:: What the task requires ::
Look over the lines below. Report each one that includes the string "Defrosting".
==== Data rows ====
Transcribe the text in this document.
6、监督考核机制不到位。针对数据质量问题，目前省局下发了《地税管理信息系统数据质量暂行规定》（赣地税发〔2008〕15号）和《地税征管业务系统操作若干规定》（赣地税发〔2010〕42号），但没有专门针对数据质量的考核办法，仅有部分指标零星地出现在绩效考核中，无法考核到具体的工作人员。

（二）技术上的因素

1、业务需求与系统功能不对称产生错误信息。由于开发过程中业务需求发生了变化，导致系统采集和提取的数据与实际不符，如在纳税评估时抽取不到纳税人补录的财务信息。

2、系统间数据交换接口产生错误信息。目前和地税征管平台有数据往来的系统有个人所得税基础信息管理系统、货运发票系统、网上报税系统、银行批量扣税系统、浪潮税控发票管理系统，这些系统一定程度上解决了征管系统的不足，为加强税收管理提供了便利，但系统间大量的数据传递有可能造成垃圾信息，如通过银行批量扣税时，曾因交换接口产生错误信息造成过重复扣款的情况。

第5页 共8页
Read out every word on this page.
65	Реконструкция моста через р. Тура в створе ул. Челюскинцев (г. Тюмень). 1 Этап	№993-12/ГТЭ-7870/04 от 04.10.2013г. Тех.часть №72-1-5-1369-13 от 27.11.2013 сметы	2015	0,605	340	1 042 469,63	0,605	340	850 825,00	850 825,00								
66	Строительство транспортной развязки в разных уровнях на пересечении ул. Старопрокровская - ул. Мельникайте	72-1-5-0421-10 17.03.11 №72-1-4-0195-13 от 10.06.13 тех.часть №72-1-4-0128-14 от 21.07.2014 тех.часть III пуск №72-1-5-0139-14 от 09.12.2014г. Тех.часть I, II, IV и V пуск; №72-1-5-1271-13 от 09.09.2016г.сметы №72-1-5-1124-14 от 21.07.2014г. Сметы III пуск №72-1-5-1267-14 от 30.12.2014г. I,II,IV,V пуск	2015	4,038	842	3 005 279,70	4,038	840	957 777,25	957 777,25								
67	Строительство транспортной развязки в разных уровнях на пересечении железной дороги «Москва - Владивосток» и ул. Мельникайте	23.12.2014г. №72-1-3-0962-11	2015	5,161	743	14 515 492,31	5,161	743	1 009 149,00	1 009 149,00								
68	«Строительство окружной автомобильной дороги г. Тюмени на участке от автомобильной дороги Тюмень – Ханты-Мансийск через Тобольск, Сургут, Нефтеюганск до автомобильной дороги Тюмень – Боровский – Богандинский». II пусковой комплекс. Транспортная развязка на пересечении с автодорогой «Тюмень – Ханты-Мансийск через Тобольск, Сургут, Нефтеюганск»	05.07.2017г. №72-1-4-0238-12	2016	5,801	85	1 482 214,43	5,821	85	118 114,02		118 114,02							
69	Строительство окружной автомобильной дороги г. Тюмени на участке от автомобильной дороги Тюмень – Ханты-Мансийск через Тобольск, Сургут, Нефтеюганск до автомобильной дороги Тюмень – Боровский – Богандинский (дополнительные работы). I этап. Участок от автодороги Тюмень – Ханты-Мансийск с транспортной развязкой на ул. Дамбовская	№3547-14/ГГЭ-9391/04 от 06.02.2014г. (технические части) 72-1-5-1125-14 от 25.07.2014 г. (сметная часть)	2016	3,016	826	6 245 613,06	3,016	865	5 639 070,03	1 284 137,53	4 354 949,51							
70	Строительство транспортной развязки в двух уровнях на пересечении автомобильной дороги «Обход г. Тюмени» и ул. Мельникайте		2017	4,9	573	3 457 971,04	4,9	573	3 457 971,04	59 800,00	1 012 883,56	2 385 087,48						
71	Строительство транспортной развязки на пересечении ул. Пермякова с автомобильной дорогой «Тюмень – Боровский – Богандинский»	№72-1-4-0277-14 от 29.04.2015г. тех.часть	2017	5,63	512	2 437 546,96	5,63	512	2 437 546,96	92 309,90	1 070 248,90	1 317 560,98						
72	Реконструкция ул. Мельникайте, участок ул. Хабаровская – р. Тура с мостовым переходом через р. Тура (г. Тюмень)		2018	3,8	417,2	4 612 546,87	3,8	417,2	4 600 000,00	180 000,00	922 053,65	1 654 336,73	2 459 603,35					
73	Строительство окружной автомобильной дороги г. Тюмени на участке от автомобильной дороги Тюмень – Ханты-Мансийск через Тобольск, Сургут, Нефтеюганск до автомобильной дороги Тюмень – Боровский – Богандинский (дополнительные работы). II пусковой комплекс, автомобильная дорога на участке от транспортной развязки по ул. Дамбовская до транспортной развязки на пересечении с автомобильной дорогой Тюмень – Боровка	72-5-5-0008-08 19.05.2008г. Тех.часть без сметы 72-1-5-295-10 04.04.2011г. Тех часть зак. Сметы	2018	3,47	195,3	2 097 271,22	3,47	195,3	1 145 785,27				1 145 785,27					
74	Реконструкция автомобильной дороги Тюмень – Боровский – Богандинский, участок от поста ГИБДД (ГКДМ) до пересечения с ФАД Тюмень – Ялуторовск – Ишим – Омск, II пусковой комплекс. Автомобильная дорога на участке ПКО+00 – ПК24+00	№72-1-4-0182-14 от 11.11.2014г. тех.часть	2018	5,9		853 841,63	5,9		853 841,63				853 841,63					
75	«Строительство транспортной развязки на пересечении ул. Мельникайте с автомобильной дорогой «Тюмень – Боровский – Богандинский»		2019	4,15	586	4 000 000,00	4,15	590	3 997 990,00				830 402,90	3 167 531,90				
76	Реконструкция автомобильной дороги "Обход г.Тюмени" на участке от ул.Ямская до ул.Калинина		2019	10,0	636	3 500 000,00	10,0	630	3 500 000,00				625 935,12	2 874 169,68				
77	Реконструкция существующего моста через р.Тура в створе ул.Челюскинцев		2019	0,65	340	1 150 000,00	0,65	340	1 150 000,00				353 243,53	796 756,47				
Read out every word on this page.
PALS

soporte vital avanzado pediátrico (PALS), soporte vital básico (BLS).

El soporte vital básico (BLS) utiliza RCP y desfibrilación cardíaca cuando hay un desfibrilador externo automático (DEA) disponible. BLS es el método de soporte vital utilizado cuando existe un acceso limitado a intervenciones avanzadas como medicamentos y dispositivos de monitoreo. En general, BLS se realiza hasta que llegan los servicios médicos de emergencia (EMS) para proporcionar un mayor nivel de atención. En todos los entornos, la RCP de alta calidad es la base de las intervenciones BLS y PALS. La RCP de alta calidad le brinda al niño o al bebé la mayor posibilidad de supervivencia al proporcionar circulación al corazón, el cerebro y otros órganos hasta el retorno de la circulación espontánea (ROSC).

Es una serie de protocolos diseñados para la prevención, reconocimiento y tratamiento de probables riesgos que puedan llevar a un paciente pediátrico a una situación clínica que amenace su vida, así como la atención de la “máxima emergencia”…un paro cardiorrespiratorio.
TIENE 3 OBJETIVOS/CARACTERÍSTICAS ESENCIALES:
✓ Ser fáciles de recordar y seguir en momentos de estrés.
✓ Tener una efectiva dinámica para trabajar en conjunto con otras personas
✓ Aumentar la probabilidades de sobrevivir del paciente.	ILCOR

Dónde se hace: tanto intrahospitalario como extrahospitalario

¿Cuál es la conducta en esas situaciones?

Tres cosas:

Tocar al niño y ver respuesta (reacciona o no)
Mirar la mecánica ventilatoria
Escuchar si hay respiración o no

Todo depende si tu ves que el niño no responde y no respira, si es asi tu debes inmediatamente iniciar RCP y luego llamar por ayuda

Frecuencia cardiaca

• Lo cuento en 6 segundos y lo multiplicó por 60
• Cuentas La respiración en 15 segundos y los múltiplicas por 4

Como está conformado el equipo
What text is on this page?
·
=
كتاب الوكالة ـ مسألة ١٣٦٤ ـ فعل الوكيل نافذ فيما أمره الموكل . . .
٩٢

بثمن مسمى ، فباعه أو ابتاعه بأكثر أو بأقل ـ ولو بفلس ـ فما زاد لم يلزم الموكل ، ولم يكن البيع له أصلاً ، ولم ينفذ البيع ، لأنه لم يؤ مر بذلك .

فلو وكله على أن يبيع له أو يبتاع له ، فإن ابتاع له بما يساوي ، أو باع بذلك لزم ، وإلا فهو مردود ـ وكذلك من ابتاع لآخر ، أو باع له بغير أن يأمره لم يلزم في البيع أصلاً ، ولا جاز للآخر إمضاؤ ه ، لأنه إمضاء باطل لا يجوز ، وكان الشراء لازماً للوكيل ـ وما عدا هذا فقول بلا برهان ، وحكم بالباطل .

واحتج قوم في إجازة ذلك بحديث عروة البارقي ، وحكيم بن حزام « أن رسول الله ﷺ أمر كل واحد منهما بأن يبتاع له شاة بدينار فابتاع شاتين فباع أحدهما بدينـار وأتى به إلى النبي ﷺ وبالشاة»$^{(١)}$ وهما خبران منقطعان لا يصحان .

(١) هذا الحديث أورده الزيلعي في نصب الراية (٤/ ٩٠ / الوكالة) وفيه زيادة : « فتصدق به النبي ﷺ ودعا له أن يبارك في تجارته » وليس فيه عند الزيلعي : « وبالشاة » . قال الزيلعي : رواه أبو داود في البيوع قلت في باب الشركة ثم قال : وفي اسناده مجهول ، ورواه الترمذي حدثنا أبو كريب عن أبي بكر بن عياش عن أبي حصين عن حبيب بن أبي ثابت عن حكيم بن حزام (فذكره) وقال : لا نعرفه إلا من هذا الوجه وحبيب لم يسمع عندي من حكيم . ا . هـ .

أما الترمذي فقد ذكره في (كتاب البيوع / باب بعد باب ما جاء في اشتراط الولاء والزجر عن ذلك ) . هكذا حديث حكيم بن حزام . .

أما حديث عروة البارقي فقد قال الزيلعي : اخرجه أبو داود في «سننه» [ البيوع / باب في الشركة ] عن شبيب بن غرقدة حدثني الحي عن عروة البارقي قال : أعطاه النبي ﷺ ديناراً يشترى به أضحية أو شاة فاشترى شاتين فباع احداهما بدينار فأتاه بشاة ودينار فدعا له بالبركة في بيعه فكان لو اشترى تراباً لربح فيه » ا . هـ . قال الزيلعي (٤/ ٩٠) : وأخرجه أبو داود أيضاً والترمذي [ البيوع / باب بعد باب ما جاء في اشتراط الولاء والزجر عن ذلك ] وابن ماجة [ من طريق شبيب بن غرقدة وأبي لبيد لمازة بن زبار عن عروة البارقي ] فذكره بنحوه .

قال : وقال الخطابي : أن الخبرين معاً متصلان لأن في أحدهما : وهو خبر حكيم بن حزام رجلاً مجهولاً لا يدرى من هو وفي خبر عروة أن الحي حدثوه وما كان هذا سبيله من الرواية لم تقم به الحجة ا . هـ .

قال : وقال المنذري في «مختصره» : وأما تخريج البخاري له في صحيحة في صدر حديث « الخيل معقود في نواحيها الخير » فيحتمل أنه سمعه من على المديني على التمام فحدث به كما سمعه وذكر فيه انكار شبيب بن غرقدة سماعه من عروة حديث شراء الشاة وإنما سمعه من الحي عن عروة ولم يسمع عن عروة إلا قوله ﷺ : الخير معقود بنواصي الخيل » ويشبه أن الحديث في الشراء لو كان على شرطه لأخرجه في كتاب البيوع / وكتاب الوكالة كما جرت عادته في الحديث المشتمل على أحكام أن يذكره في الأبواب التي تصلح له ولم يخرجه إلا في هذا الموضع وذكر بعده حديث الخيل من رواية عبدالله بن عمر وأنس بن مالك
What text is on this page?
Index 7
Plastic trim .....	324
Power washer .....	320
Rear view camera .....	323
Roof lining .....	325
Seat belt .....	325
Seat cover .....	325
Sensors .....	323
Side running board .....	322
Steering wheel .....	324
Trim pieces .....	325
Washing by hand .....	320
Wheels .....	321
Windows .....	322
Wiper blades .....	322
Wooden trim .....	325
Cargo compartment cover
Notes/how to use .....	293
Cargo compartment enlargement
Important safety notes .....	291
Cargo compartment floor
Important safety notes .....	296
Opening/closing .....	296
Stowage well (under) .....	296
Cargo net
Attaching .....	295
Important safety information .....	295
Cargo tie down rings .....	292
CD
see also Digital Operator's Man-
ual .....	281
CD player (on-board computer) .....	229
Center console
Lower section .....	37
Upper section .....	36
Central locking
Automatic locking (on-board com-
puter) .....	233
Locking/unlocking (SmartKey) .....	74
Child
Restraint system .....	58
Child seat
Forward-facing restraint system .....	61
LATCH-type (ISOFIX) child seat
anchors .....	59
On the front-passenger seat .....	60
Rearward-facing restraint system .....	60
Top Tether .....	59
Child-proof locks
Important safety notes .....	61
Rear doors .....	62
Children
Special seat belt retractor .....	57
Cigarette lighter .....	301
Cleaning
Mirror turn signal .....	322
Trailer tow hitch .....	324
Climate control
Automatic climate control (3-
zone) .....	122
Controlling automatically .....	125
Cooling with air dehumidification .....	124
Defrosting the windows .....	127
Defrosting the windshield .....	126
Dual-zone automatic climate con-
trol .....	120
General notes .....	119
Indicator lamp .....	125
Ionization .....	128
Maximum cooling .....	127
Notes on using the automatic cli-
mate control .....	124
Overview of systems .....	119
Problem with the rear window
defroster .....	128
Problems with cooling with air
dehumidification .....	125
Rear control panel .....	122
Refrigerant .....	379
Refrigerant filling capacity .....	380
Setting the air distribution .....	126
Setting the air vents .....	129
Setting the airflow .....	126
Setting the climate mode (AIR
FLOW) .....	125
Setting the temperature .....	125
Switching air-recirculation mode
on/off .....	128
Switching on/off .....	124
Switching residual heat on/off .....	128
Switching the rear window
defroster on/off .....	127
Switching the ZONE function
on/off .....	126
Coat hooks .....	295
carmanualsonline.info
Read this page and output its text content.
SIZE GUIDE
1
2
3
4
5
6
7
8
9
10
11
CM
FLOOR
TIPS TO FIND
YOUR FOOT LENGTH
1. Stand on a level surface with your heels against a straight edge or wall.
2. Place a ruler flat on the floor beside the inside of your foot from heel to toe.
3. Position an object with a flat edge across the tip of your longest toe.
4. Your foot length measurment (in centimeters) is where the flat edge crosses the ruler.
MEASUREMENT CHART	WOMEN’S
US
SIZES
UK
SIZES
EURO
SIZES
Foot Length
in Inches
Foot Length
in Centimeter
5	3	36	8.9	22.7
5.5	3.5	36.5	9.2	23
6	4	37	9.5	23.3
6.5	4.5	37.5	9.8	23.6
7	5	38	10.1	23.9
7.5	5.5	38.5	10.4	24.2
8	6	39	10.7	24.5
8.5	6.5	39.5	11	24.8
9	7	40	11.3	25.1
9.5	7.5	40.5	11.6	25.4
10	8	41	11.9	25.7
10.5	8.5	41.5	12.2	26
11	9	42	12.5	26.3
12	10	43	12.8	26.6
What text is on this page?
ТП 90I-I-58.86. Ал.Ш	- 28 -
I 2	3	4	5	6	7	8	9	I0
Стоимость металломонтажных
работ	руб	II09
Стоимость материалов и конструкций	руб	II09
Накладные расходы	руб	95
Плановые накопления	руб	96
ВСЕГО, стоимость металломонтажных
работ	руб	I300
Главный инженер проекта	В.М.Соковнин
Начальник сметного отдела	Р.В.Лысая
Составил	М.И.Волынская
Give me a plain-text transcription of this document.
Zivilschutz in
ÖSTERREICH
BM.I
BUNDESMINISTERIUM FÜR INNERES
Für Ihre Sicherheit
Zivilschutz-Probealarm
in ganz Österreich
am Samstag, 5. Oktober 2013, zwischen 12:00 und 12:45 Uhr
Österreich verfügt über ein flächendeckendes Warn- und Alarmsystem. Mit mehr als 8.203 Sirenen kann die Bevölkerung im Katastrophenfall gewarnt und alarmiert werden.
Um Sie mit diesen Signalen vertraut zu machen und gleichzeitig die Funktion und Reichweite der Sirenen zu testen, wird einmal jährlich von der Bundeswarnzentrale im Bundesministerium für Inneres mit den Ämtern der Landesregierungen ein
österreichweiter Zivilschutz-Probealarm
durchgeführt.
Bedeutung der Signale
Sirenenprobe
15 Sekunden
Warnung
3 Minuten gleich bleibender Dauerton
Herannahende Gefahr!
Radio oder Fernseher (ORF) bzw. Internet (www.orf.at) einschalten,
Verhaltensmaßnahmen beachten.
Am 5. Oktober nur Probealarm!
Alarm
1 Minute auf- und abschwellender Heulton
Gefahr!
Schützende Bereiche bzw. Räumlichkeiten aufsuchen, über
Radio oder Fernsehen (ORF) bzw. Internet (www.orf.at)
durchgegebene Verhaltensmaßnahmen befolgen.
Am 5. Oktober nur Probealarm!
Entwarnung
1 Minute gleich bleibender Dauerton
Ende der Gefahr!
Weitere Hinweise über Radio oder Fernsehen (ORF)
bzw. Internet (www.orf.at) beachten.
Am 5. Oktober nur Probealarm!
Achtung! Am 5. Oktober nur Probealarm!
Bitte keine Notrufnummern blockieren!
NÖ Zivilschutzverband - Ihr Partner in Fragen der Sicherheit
====
:: Expected output ::
Defrosting the windows .....	127
Defrosting the windshield .....	126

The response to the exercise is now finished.